TASK BRIEF:
Filter the listing and keep only the lines with the word "aged".

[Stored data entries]
━━━━━━━━━━━━━━━━
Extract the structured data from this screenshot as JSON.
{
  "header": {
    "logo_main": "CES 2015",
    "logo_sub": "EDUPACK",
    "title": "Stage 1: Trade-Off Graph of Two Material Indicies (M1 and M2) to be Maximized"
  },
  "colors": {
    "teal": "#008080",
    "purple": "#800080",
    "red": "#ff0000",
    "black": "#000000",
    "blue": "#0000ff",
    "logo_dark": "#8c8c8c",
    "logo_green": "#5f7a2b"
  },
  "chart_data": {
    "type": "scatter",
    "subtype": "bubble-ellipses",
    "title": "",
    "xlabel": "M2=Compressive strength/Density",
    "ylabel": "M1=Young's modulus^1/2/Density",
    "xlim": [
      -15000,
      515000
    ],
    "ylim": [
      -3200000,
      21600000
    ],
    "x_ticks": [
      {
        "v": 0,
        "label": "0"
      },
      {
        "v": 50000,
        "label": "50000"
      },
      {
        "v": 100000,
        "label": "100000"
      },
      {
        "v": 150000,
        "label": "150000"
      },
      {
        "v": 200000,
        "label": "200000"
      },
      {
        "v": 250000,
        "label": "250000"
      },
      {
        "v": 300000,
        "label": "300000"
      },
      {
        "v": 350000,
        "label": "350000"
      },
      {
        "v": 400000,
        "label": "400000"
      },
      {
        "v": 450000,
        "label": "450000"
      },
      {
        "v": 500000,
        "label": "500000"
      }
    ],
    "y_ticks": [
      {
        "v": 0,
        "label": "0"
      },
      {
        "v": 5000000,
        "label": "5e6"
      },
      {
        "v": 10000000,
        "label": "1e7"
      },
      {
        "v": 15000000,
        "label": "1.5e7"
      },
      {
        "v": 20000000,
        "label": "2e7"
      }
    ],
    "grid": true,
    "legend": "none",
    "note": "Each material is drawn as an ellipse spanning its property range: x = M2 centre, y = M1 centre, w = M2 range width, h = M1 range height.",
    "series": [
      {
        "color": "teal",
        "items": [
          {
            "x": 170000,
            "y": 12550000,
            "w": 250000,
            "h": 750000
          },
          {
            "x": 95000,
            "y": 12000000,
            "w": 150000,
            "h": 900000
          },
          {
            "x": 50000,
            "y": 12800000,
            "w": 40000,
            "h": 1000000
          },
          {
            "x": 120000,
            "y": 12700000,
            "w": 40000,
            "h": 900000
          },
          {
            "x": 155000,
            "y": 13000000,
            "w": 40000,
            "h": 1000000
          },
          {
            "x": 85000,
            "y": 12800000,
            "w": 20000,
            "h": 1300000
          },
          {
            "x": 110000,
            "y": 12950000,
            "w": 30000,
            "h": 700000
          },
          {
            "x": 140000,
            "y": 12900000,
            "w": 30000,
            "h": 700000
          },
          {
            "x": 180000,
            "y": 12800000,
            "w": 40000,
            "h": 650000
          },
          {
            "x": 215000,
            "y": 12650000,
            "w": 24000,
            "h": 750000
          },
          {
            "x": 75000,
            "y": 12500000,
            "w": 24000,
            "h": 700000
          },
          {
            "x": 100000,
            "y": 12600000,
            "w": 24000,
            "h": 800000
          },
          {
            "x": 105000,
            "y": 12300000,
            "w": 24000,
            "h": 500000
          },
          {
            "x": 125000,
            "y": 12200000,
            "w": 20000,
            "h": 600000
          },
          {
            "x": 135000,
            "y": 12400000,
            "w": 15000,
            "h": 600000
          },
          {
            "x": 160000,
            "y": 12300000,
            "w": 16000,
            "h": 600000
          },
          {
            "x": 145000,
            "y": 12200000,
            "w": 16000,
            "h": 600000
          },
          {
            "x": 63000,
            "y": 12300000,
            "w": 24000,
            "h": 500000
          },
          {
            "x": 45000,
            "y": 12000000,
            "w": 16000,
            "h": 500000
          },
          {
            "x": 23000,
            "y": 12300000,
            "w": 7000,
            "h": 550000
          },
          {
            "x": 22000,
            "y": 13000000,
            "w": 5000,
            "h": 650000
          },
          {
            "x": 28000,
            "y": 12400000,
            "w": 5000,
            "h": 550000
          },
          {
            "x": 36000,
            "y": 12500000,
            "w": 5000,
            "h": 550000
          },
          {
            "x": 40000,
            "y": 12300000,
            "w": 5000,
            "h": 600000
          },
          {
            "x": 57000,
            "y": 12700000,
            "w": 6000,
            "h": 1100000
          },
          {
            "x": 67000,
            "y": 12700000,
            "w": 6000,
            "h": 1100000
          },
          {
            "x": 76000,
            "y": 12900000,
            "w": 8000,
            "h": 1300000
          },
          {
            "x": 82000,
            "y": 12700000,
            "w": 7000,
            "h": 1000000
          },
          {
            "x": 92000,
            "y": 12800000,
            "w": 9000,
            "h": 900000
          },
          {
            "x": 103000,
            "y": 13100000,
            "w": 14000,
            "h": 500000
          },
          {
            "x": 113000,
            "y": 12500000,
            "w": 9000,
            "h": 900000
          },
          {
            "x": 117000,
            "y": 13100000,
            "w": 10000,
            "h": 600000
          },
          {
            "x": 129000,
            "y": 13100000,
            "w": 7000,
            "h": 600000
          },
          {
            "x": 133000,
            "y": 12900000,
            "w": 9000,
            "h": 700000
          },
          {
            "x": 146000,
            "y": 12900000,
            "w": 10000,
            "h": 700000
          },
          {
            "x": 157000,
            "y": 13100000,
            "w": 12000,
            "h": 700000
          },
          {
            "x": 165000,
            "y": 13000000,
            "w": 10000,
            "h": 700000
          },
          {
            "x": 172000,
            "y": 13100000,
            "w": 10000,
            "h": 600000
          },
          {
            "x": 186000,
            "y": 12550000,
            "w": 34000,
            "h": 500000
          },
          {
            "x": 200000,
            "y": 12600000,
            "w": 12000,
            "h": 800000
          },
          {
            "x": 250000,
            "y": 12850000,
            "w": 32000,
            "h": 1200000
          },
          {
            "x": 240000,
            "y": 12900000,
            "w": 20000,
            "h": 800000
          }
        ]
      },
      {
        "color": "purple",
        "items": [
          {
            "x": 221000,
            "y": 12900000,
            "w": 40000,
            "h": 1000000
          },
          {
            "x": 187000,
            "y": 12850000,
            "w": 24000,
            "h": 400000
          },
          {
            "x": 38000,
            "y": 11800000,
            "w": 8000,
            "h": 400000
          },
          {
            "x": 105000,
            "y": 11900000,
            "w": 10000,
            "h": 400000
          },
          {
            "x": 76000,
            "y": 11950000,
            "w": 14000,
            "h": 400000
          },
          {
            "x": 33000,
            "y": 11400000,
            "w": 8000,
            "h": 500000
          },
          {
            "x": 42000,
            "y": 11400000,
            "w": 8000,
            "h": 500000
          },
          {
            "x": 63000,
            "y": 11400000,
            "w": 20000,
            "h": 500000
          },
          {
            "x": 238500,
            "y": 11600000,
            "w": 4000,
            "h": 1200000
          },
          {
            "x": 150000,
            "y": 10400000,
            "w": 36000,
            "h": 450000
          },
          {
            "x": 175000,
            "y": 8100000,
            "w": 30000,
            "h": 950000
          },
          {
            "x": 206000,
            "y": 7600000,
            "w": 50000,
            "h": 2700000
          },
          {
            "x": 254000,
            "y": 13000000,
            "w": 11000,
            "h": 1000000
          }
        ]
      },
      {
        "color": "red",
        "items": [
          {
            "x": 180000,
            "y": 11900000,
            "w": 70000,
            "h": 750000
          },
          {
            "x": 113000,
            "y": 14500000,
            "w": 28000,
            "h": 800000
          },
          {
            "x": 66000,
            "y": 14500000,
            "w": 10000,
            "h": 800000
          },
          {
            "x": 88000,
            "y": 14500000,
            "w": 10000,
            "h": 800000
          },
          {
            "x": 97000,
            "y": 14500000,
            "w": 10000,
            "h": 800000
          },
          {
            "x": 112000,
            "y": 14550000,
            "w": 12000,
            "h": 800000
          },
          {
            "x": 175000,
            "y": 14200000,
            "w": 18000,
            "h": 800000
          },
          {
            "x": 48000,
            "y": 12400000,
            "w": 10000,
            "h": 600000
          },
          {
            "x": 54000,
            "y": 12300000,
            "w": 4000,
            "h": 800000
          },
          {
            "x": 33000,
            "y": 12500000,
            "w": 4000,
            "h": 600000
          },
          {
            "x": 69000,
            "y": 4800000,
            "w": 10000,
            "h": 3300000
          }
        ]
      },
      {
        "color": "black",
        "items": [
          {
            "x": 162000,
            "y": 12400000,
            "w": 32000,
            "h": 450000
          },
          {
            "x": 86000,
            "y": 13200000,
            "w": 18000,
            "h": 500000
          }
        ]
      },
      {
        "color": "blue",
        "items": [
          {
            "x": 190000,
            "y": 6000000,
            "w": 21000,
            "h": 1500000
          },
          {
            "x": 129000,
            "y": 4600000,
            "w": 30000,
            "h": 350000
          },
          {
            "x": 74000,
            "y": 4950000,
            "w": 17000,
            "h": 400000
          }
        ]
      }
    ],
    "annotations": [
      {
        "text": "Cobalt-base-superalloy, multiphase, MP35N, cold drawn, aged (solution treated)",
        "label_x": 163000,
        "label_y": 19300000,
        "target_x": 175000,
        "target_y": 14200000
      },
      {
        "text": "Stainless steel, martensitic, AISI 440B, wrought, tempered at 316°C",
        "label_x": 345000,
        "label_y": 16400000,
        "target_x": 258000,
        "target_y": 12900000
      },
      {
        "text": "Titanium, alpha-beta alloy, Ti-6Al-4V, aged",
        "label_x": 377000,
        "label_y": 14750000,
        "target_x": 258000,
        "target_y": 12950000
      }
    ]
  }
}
━━━━━━━━━━━━━━━━
CORRECT ANSWER:
        "text": "Cobalt-base-superalloy, multiphase, MP35N, cold drawn, aged (solution treated)",
        "text": "Titanium, alpha-beta alloy, Ti-6Al-4V, aged",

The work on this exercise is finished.